--- start of Selected text ---
The One Who Humbles Himself!”

 A sermon based upon Luke 18: 9-14
By Rev. Charles J. Tomlin, BA, MDiv, DMin.
Flat Rock-Zion Baptist Partnership,
November 10th, 2019

There was a very lost, wicked, rebellious man who decided it would be good for business if he went down to the church and joined it. He was an adulterer, an alcoholic, and had never been a member of a church in his life.

But when he went down to the altar to join the church, he gave public testimony to the church that there was no sin in his life, and that he had grown up in the church, and they readily accepted him as a member.

When he went home he told his wife what he had done, and his wife, a very godly lady, exploded. She excoriated him for being such a hypocrite, and demanded that he go back to the church the next week and confess what he really was. Well, God used his wife to really break him, and he took it to heart.

The next Sunday he went back to the church, walked down to the front again, and this time confessed to the church all of his sins. He told them he was dishonest, an alcoholic, an adulterer, and he was sorry. They revoked his membership on the spot. He walked out of the church that day scratching his head and muttered to himself: "These church folks are really strange. I told a lie and they took me in; and when I told the truth they kicked me out!"  (As Told By James Merrit).
--- end of Selected text ---
--- start of Data lines ---
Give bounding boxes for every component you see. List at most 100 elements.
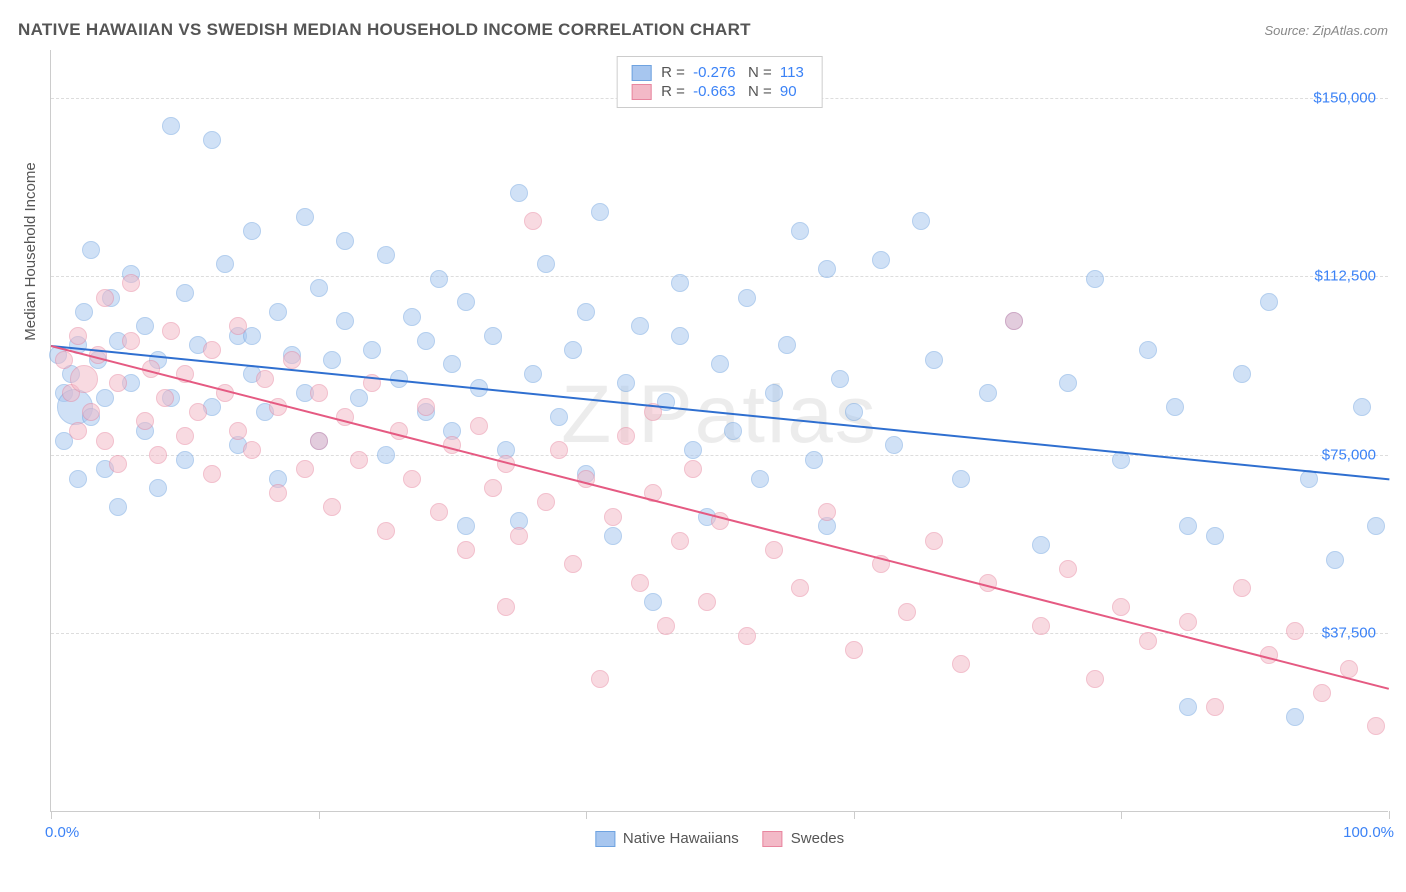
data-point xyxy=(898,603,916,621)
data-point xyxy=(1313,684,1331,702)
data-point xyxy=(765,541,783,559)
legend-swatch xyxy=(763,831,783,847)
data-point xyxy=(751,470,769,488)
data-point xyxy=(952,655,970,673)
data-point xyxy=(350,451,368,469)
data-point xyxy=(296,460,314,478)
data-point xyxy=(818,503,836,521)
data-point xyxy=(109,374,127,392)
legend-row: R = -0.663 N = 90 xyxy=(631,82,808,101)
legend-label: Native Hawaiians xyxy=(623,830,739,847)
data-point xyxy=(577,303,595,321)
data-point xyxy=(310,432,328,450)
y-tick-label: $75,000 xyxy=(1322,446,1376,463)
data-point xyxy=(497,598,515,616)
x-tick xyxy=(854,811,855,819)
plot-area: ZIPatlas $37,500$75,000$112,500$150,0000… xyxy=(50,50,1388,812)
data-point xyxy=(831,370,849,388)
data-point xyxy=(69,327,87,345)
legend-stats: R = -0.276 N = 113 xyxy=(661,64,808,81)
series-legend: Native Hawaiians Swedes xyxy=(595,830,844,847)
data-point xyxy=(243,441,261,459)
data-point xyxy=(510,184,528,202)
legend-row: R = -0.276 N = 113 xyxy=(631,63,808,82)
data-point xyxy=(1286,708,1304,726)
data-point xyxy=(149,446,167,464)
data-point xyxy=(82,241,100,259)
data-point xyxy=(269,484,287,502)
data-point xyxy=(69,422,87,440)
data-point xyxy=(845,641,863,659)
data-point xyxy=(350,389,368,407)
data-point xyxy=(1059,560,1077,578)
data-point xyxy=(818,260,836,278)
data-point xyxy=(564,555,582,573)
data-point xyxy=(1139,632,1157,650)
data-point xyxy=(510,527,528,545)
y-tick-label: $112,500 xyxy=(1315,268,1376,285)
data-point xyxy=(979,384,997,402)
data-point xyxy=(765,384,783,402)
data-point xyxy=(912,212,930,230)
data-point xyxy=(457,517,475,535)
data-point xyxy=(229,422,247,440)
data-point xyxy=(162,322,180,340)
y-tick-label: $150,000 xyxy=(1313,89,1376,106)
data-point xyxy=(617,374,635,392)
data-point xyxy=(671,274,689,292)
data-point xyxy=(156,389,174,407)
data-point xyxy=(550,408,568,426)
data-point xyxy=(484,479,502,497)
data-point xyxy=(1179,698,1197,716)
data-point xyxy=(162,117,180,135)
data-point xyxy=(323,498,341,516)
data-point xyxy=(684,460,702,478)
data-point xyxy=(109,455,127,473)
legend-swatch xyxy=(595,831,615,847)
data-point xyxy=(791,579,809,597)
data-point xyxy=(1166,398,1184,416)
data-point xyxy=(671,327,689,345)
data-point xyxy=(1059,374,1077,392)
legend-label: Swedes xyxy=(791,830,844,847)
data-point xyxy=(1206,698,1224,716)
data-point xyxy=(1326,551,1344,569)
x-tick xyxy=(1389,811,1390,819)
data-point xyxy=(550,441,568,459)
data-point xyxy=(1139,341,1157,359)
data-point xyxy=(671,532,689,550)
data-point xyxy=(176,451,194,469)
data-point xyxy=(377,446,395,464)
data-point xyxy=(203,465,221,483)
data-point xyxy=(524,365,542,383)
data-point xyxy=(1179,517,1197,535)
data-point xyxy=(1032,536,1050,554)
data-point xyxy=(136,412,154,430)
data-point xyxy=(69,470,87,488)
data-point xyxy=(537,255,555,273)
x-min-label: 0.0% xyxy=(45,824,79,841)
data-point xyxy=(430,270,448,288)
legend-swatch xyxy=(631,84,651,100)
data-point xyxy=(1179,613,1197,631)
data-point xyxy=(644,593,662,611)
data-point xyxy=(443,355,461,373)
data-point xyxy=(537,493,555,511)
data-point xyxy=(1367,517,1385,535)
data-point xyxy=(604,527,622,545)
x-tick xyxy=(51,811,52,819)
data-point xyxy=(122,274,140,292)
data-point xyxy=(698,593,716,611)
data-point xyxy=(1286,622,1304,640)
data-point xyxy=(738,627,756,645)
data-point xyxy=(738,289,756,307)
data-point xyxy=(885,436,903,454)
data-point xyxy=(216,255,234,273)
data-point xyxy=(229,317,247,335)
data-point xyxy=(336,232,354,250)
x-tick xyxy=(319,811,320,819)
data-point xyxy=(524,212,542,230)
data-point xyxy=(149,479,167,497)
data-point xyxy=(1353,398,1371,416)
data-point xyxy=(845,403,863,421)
--- end of Data lines ---
--- start of Data lines ---
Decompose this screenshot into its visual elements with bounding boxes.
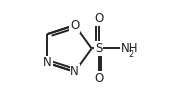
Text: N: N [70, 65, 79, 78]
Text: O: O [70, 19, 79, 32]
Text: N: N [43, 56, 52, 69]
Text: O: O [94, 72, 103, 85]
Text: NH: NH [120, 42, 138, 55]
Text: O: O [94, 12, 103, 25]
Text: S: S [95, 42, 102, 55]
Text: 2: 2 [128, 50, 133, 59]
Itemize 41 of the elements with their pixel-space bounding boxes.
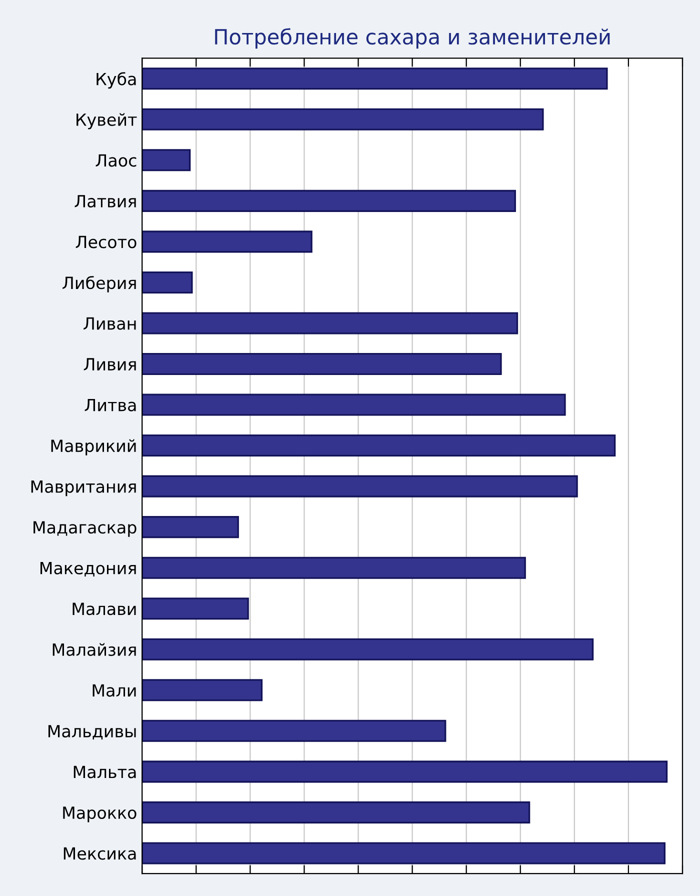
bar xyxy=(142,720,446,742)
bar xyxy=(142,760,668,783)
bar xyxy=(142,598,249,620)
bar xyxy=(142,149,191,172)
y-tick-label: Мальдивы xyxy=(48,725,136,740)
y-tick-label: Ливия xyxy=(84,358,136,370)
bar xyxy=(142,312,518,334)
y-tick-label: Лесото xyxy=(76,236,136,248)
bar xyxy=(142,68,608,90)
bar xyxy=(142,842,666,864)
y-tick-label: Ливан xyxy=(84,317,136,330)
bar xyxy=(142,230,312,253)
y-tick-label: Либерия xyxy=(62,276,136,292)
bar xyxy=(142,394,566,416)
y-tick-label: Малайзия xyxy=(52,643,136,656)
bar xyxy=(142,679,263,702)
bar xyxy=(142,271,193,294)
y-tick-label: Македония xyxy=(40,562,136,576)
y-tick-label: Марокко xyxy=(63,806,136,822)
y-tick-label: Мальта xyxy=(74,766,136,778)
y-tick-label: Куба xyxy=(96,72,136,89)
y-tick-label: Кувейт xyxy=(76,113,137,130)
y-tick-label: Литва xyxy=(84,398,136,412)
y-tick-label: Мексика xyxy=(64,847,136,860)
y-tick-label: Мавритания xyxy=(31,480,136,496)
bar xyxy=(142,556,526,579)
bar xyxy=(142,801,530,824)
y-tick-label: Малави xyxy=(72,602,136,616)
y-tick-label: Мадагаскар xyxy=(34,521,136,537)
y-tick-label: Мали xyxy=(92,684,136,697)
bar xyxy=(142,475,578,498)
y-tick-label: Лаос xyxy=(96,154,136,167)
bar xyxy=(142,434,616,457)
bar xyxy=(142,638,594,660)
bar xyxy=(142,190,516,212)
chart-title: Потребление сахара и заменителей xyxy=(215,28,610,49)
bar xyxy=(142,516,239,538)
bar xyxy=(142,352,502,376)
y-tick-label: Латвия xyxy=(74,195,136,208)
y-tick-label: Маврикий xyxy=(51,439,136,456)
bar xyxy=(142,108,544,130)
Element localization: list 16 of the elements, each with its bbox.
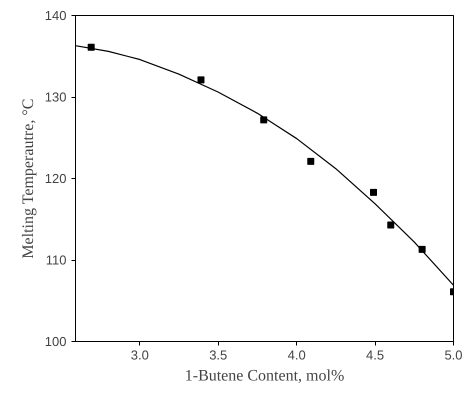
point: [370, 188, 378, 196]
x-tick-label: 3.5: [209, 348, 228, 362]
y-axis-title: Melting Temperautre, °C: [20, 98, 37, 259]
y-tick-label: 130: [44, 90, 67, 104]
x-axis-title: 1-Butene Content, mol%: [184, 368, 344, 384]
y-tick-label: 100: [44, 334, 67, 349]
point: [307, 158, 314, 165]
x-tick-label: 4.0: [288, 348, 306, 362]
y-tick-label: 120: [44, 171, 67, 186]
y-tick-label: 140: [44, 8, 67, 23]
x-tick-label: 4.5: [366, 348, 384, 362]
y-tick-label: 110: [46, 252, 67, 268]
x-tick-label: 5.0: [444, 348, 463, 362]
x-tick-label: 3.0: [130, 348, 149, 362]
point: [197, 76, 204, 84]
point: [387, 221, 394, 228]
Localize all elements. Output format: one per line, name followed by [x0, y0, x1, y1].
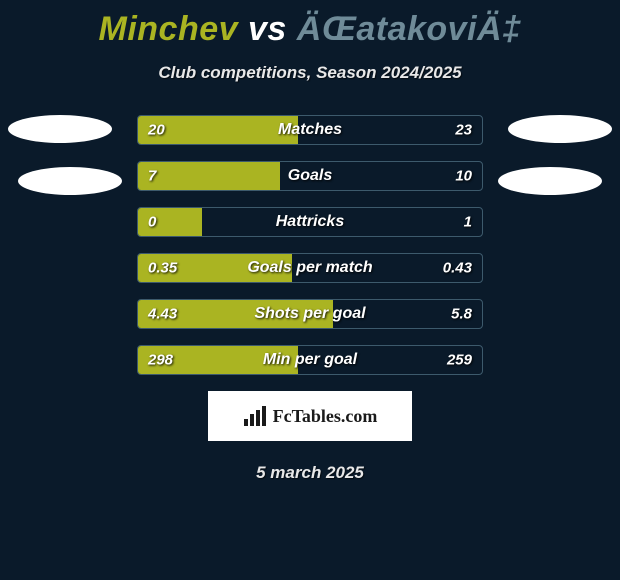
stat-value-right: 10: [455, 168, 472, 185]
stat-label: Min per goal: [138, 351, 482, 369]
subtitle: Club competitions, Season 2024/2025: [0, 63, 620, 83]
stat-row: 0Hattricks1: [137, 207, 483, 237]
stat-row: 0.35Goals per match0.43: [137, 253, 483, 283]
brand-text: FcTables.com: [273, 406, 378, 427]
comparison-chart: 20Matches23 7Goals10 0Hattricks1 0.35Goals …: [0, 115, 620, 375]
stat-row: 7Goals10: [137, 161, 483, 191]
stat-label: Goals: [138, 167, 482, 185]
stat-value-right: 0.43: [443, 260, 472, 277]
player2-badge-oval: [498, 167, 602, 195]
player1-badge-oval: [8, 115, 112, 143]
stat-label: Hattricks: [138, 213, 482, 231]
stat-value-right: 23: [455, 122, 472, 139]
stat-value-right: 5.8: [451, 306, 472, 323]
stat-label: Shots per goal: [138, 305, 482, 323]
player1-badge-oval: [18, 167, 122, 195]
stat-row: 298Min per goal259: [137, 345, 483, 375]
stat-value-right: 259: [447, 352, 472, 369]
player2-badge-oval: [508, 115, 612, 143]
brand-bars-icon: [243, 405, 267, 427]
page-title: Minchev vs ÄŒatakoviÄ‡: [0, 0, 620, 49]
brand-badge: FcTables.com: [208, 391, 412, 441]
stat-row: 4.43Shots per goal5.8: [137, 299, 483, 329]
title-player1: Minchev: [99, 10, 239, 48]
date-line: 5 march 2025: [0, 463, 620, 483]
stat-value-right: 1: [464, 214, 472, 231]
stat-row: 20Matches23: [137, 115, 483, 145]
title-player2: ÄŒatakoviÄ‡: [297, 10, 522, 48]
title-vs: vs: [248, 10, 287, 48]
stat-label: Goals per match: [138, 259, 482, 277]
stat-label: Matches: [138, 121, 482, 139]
--- end of Data lines ---
The task: Copy the sermon text starting at "There was a" and ending at "in his life.", renaming "wicked" to "sinful".

Answer for this exercise:
There was a very lost, sinful, rebellious man who decided it would be good for business if he went down to the church and joined it. He was an adulterer, an alcoholic, and had never been a member of a church in his life.